## TASK OBJECTIVE
Write out the records below unchanged, from their first line through the line that contains "specialty-segment [166,249,204,271]".

## DATASET EXCERPTS
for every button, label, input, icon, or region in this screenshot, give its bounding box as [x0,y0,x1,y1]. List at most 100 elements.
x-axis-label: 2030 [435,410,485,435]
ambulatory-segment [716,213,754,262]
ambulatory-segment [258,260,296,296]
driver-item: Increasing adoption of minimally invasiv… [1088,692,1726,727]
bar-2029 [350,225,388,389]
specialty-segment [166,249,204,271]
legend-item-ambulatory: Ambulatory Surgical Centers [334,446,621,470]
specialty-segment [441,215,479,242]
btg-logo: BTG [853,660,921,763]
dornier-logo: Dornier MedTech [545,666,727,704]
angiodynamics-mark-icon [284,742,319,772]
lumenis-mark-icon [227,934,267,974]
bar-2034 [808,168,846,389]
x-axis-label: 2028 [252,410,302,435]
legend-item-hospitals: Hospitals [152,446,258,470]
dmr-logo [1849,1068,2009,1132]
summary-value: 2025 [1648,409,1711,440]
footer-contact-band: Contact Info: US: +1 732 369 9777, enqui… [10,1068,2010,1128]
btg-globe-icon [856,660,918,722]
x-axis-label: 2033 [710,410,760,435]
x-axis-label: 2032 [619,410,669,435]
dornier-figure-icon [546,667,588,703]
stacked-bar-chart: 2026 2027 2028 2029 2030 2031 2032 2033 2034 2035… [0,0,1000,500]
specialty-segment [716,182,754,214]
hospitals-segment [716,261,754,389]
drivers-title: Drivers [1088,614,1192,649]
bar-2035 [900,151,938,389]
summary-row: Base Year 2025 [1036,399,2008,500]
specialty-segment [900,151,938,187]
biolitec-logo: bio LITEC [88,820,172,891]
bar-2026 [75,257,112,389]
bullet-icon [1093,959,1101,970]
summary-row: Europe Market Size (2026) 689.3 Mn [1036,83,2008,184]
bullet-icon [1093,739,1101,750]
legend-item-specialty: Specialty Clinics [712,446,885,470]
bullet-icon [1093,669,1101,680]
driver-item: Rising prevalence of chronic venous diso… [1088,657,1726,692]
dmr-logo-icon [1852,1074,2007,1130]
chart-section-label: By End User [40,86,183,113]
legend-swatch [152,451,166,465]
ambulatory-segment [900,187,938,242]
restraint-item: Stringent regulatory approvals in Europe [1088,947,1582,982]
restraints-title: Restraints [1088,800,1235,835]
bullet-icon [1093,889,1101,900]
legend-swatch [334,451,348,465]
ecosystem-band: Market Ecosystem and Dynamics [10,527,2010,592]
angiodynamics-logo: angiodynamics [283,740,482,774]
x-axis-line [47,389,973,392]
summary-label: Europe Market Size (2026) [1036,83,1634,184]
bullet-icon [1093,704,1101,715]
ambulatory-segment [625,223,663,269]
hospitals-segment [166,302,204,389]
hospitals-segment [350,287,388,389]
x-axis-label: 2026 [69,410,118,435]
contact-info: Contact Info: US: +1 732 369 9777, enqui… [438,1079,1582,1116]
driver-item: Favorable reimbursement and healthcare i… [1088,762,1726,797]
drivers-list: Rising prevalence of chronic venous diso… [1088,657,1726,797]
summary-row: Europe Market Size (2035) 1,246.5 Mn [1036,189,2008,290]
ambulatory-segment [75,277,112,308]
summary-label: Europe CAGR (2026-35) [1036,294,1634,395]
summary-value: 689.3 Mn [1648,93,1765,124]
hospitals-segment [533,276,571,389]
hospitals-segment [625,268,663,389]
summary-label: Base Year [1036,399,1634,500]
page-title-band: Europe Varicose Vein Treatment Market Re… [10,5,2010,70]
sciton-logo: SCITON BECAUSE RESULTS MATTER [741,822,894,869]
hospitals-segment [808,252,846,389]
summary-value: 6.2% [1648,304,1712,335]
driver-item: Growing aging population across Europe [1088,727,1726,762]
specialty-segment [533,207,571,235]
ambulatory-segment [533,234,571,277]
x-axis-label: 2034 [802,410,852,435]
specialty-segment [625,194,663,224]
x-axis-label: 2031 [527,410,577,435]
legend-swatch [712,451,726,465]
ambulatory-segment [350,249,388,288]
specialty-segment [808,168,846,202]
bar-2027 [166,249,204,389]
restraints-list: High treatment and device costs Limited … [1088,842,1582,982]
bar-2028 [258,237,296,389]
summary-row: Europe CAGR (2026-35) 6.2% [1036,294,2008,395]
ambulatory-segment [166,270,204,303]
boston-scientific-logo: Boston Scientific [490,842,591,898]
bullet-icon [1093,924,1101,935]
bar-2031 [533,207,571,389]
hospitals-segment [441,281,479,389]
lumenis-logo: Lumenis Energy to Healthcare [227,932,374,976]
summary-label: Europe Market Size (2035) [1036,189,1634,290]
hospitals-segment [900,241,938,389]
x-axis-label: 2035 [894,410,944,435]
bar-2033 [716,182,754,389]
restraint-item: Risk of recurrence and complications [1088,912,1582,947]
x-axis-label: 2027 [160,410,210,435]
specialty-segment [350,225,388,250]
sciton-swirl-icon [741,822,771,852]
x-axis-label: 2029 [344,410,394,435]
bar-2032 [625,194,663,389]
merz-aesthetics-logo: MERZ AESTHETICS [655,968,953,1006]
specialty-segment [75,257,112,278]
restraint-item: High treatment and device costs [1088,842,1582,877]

## WORKED SOLUTION
for every button, label, input, icon, or region in this screenshot, give its bounding box as [x0,y0,x1,y1]. List at most 100 elements.
x-axis-label: 2030 [435,410,485,435]
ambulatory-segment [716,213,754,262]
ambulatory-segment [258,260,296,296]
driver-item: Increasing adoption of minimally invasiv… [1088,692,1726,727]
bar-2029 [350,225,388,389]
specialty-segment [166,249,204,271]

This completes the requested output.